Locate the string "आचरण" throughout the material and copy every line in which it occurs.

# Given records
________________________________________
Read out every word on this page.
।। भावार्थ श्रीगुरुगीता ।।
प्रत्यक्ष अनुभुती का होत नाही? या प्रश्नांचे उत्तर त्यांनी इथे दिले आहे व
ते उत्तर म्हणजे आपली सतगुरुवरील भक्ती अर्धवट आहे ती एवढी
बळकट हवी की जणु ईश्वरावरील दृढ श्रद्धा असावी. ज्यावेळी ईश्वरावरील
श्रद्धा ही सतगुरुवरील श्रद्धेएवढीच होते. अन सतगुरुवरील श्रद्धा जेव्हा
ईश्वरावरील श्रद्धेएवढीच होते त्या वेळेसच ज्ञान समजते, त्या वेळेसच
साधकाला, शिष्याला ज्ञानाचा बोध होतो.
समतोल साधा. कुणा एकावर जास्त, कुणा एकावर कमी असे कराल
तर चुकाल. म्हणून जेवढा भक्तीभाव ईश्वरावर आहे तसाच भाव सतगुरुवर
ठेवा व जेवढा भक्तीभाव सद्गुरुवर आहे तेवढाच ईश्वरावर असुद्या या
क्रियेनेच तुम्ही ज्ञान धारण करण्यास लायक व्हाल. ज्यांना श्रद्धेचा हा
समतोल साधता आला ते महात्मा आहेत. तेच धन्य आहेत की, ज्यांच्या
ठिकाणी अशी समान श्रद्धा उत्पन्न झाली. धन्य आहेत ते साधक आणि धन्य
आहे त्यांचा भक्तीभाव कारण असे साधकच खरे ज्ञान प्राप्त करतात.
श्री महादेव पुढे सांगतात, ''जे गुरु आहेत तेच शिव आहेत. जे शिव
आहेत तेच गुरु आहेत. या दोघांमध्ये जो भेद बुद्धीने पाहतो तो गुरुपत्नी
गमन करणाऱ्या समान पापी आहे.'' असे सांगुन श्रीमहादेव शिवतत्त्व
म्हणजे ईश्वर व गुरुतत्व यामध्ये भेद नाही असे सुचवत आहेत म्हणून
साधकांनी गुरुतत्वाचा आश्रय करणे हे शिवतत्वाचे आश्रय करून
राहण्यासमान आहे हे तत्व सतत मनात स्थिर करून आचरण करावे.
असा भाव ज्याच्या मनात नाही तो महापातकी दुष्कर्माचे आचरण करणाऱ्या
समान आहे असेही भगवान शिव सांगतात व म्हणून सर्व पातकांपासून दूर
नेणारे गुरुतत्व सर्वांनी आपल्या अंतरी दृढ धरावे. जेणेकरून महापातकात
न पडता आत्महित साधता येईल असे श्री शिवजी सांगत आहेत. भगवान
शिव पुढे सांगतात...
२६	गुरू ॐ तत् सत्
________________________________________
# Response to this exercise
राहण्यासमान आहे हे तत्व सतत मनात स्थिर करून आचरण करावे.
असा भाव ज्याच्या मनात नाही तो महापातकी दुष्कर्माचे आचरण करणाऱ्या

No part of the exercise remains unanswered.